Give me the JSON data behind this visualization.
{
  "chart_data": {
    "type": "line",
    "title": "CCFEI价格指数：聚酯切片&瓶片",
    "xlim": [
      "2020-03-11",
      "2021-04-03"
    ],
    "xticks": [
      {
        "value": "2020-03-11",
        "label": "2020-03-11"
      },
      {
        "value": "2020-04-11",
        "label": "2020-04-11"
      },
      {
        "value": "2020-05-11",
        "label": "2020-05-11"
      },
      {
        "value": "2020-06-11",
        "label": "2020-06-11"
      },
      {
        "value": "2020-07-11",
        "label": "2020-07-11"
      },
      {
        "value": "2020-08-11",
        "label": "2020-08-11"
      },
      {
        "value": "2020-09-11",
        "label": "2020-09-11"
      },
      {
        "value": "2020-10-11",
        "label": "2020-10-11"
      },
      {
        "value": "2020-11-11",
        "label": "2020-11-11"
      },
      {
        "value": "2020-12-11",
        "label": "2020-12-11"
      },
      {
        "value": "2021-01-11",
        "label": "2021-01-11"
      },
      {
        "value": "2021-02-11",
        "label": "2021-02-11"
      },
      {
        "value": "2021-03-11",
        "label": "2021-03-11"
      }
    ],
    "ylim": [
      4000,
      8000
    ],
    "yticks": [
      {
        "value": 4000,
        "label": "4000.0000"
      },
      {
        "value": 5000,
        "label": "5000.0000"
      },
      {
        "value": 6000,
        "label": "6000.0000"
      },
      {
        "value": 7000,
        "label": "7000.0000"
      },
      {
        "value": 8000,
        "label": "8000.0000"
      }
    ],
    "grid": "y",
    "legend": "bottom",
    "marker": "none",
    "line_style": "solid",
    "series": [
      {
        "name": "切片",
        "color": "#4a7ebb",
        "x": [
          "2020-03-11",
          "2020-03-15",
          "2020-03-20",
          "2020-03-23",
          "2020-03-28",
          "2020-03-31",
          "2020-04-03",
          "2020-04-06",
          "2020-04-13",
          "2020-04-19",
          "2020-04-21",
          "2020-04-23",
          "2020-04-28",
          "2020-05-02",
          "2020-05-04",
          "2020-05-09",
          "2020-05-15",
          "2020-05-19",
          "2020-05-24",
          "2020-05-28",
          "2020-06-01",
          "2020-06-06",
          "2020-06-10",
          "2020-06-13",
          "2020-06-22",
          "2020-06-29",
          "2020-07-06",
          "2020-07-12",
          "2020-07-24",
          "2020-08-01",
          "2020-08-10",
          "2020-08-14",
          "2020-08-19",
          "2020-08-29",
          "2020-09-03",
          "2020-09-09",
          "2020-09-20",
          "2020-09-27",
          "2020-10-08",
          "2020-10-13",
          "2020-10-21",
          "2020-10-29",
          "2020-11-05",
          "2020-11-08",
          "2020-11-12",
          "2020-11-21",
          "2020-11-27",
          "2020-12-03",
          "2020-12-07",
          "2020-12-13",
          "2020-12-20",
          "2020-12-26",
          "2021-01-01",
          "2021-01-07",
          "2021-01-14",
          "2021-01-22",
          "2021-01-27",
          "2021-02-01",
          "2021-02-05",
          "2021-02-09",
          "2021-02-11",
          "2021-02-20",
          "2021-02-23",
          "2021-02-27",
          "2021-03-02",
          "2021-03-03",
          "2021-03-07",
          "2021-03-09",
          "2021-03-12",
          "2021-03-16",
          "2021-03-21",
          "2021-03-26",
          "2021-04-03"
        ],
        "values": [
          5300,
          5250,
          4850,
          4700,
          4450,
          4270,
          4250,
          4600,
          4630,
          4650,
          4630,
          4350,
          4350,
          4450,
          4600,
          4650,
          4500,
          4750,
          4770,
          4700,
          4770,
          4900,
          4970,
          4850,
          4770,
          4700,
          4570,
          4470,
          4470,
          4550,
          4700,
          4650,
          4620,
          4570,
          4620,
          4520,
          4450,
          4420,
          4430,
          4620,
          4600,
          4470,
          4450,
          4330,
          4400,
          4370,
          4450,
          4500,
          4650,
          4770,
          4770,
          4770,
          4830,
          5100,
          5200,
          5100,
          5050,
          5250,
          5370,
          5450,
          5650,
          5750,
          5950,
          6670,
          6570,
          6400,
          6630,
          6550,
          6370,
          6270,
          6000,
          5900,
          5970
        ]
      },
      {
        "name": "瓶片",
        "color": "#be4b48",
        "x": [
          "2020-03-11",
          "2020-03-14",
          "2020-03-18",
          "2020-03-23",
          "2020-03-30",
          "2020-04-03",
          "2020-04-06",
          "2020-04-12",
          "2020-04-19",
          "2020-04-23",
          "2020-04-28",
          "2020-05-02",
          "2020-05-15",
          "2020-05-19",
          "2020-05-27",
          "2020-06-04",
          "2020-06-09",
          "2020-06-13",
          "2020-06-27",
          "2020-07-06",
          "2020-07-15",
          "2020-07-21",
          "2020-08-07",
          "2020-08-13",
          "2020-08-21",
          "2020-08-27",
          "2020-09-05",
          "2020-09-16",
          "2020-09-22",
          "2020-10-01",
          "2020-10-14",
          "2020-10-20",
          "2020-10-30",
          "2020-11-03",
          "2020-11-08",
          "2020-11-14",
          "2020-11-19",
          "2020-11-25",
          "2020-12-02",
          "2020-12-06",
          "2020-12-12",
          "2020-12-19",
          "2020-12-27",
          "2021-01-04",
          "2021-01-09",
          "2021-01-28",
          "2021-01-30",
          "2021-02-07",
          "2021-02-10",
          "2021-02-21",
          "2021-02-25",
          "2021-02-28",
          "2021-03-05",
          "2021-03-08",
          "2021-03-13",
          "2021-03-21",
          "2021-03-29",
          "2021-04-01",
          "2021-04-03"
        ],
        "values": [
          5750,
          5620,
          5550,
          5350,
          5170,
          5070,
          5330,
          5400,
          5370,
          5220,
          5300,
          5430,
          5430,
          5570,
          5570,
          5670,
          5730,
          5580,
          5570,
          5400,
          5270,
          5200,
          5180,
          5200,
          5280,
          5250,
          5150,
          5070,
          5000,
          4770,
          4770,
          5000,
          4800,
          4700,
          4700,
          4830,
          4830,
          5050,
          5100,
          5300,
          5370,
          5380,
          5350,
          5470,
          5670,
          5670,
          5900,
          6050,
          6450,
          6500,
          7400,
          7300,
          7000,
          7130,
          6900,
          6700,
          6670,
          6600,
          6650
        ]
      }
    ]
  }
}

==*==

SHORT EXERCISE: Above are the records; retype every one exactly.

THE RESPONSE:
Give me the JSON data behind this visualization.
{
  "chart_data": {
    "type": "line",
    "title": "CCFEI价格指数：聚酯切片&瓶片",
    "xlim": [
      "2020-03-11",
      "2021-04-03"
    ],
    "xticks": [
      {
        "value": "2020-03-11",
        "label": "2020-03-11"
      },
      {
        "value": "2020-04-11",
        "label": "2020-04-11"
      },
      {
        "value": "2020-05-11",
        "label": "2020-05-11"
      },
      {
        "value": "2020-06-11",
        "label": "2020-06-11"
      },
      {
        "value": "2020-07-11",
        "label": "2020-07-11"
      },
      {
        "value": "2020-08-11",
        "label": "2020-08-11"
      },
      {
        "value": "2020-09-11",
        "label": "2020-09-11"
      },
      {
        "value": "2020-10-11",
        "label": "2020-10-11"
      },
      {
        "value": "2020-11-11",
        "label": "2020-11-11"
      },
      {
        "value": "2020-12-11",
        "label": "2020-12-11"
      },
      {
        "value": "2021-01-11",
        "label": "2021-01-11"
      },
      {
        "value": "2021-02-11",
        "label": "2021-02-11"
      },
      {
        "value": "2021-03-11",
        "label": "2021-03-11"
      }
    ],
    "ylim": [
      4000,
      8000
    ],
    "yticks": [
      {
        "value": 4000,
        "label": "4000.0000"
      },
      {
        "value": 5000,
        "label": "5000.0000"
      },
      {
        "value": 6000,
        "label": "6000.0000"
      },
      {
        "value": 7000,
        "label": "7000.0000"
      },
      {
        "value": 8000,
        "label": "8000.0000"
      }
    ],
    "grid": "y",
    "legend": "bottom",
    "marker": "none",
    "line_style": "solid",
    "series": [
      {
        "name": "切片",
        "color": "#4a7ebb",
        "x": [
          "2020-03-11",
          "2020-03-15",
          "2020-03-20",
          "2020-03-23",
          "2020-03-28",
          "2020-03-31",
          "2020-04-03",
          "2020-04-06",
          "2020-04-13",
          "2020-04-19",
          "2020-04-21",
          "2020-04-23",
          "2020-04-28",
          "2020-05-02",
          "2020-05-04",
          "2020-05-09",
          "2020-05-15",
          "2020-05-19",
          "2020-05-24",
          "2020-05-28",
          "2020-06-01",
          "2020-06-06",
          "2020-06-10",
          "2020-06-13",
          "2020-06-22",
          "2020-06-29",
          "2020-07-06",
          "2020-07-12",
          "2020-07-24",
          "2020-08-01",
          "2020-08-10",
          "2020-08-14",
          "2020-08-19",
          "2020-08-29",
          "2020-09-03",
          "2020-09-09",
          "2020-09-20",
          "2020-09-27",
          "2020-10-08",
          "2020-10-13",
          "2020-10-21",
          "2020-10-29",
          "2020-11-05",
          "2020-11-08",
          "2020-11-12",
          "2020-11-21",
          "2020-11-27",
          "2020-12-03",
          "2020-12-07",
          "2020-12-13",
          "2020-12-20",
          "2020-12-26",
          "2021-01-01",
          "2021-01-07",
          "2021-01-14",
          "2021-01-22",
          "2021-01-27",
          "2021-02-01",
          "2021-02-05",
          "2021-02-09",
          "2021-02-11",
          "2021-02-20",
          "2021-02-23",
          "2021-02-27",
          "2021-03-02",
          "2021-03-03",
          "2021-03-07",
          "2021-03-09",
          "2021-03-12",
          "2021-03-16",
          "2021-03-21",
          "2021-03-26",
          "2021-04-03"
        ],
        "values": [
          5300,
          5250,
          4850,
          4700,
          4450,
          4270,
          4250,
          4600,
          4630,
          4650,
          4630,
          4350,
          4350,
          4450,
          4600,
          4650,
          4500,
          4750,
          4770,
          4700,
          4770,
          4900,
          4970,
          4850,
          4770,
          4700,
          4570,
          4470,
          4470,
          4550,
          4700,
          4650,
          4620,
          4570,
          4620,
          4520,
          4450,
          4420,
          4430,
          4620,
          4600,
          4470,
          4450,
          4330,
          4400,
          4370,
          4450,
          4500,
          4650,
          4770,
          4770,
          4770,
          4830,
          5100,
          5200,
          5100,
          5050,
          5250,
          5370,
          5450,
          5650,
          5750,
          5950,
          6670,
          6570,
          6400,
          6630,
          6550,
          6370,
          6270,
          6000,
          5900,
          5970
        ]
      },
      {
        "name": "瓶片",
        "color": "#be4b48",
        "x": [
          "2020-03-11",
          "2020-03-14",
          "2020-03-18",
          "2020-03-23",
          "2020-03-30",
          "2020-04-03",
          "2020-04-06",
          "2020-04-12",
          "2020-04-19",
          "2020-04-23",
          "2020-04-28",
          "2020-05-02",
          "2020-05-15",
          "2020-05-19",
          "2020-05-27",
          "2020-06-04",
          "2020-06-09",
          "2020-06-13",
          "2020-06-27",
          "2020-07-06",
          "2020-07-15",
          "2020-07-21",
          "2020-08-07",
          "2020-08-13",
          "2020-08-21",
          "2020-08-27",
          "2020-09-05",
          "2020-09-16",
          "2020-09-22",
          "2020-10-01",
          "2020-10-14",
          "2020-10-20",
          "2020-10-30",
          "2020-11-03",
          "2020-11-08",
          "2020-11-14",
          "2020-11-19",
          "2020-11-25",
          "2020-12-02",
          "2020-12-06",
          "2020-12-12",
          "2020-12-19",
          "2020-12-27",
          "2021-01-04",
          "2021-01-09",
          "2021-01-28",
          "2021-01-30",
          "2021-02-07",
          "2021-02-10",
          "2021-02-21",
          "2021-02-25",
          "2021-02-28",
          "2021-03-05",
          "2021-03-08",
          "2021-03-13",
          "2021-03-21",
          "2021-03-29",
          "2021-04-01",
          "2021-04-03"
        ],
        "values": [
          5750,
          5620,
          5550,
          5350,
          5170,
          5070,
          5330,
          5400,
          5370,
          5220,
          5300,
          5430,
          5430,
          5570,
          5570,
          5670,
          5730,
          5580,
          5570,
          5400,
          5270,
          5200,
          5180,
          5200,
          5280,
          5250,
          5150,
          5070,
          5000,
          4770,
          4770,
          5000,
          4800,
          4700,
          4700,
          4830,
          4830,
          5050,
          5100,
          5300,
          5370,
          5380,
          5350,
          5470,
          5670,
          5670,
          5900,
          6050,
          6450,
          6500,
          7400,
          7300,
          7000,
          7130,
          6900,
          6700,
          6670,
          6600,
          6650
        ]
      }
    ]
  }
}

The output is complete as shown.